▶ [LISTED RECORDS]:
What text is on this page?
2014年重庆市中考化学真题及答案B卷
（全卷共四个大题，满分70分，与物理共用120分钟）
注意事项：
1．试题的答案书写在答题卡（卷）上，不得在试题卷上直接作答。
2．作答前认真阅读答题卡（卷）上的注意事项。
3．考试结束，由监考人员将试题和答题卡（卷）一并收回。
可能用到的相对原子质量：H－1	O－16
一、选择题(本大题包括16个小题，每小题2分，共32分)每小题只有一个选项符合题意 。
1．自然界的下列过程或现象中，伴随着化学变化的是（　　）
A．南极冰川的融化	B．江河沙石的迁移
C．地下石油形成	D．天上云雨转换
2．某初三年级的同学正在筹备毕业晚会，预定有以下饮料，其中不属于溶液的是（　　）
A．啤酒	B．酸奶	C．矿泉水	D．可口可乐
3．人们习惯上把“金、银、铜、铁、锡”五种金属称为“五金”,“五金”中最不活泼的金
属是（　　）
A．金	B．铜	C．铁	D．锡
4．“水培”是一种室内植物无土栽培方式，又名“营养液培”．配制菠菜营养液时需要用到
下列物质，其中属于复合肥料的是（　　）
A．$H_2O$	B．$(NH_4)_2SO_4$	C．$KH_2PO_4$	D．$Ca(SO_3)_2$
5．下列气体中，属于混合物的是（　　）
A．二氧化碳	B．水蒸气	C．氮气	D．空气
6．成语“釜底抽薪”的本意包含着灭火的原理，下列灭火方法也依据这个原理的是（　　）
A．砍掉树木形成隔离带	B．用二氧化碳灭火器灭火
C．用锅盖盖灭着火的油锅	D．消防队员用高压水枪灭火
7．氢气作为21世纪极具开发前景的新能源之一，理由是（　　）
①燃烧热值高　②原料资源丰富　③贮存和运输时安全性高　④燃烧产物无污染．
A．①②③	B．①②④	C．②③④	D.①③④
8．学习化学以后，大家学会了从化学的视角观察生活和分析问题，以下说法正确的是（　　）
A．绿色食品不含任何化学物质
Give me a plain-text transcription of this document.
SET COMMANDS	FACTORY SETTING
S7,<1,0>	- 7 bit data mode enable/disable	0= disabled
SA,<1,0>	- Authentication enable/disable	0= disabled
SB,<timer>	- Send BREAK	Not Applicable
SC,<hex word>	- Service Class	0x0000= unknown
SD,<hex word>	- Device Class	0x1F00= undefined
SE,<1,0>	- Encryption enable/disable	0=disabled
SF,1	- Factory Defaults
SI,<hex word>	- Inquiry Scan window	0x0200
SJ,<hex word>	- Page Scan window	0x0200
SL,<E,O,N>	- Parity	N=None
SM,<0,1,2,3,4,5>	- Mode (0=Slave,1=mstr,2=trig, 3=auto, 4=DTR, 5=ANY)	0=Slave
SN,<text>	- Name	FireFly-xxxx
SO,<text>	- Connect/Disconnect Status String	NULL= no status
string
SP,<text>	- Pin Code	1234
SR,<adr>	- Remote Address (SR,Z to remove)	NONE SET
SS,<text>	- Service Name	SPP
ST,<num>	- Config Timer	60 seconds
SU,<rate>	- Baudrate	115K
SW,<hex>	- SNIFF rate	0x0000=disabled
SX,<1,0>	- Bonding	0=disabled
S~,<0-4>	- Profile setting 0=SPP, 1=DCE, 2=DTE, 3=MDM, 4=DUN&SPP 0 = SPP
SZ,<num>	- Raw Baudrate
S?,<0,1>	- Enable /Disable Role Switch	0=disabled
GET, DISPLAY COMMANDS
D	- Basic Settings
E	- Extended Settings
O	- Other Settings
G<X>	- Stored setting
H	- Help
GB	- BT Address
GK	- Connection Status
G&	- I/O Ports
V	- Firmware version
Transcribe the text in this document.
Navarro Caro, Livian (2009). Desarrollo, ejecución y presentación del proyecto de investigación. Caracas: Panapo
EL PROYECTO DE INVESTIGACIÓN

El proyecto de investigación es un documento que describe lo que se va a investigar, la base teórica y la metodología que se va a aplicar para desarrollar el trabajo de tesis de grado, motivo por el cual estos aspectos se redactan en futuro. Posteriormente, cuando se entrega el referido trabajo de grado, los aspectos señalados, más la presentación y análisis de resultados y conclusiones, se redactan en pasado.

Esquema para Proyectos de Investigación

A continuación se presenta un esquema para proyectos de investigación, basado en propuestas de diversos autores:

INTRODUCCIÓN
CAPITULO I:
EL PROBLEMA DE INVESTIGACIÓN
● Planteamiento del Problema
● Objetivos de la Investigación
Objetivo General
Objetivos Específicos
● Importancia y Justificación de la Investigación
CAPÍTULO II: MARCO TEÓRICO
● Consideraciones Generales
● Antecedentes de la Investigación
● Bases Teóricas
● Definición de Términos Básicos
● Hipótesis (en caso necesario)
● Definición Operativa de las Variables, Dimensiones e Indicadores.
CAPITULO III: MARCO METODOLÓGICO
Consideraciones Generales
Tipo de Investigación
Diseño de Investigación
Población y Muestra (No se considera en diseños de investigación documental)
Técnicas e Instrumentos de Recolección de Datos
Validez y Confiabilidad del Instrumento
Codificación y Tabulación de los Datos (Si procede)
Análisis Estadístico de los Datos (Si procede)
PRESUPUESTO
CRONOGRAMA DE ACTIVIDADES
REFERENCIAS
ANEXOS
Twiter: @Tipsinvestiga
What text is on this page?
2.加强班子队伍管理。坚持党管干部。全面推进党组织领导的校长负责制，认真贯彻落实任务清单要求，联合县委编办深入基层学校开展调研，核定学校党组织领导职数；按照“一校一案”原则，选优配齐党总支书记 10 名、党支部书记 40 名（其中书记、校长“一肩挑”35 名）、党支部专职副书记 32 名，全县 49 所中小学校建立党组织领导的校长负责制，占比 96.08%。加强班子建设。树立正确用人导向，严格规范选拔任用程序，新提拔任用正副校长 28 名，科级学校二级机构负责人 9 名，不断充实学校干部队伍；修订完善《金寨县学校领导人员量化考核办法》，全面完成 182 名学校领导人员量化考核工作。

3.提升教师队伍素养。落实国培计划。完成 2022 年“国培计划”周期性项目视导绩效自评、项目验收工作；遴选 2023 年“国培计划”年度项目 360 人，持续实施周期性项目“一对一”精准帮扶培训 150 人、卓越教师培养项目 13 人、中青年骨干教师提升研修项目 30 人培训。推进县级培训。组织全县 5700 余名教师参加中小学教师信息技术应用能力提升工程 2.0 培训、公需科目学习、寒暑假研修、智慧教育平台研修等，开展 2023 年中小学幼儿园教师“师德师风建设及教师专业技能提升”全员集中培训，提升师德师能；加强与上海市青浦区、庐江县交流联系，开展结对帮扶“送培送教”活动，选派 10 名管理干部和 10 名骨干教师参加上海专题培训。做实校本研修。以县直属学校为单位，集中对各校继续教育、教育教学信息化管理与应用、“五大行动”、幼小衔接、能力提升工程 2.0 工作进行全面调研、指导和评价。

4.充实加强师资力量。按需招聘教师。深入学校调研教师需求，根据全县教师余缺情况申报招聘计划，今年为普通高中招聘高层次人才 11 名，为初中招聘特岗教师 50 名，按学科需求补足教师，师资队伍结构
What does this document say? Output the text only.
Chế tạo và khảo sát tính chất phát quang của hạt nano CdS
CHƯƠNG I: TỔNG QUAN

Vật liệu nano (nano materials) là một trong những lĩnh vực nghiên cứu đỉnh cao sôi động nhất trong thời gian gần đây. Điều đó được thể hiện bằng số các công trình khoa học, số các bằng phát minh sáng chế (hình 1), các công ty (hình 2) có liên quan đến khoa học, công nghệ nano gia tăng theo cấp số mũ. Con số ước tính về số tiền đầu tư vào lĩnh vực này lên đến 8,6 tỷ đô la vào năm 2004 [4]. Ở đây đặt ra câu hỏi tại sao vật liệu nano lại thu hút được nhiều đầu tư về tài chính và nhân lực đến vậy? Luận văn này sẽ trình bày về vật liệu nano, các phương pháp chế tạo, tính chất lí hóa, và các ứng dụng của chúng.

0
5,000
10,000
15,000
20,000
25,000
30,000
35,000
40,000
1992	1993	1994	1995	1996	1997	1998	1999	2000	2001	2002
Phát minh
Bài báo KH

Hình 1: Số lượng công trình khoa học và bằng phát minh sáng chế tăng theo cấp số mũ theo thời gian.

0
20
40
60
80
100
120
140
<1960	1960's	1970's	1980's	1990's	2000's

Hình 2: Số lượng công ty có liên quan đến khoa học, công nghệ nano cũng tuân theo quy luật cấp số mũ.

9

▶ [PROBLEM REQUIREMENTS]: List every line above that holds the word "presentación".

▶ [SOLUTION TO THE EXERCISE]:
Navarro Caro, Livian (2009). Desarrollo, ejecución y presentación del proyecto de investigación. Caracas: Panapo
El proyecto de investigación es un documento que describe lo que se va a investigar, la base teórica y la metodología que se va a aplicar para desarrollar el trabajo de tesis de grado, motivo por el cual estos aspectos se redactan en futuro. Posteriormente, cuando se entrega el referido trabajo de grado, los aspectos señalados, más la presentación y análisis de resultados y conclusiones, se redactan en pasado.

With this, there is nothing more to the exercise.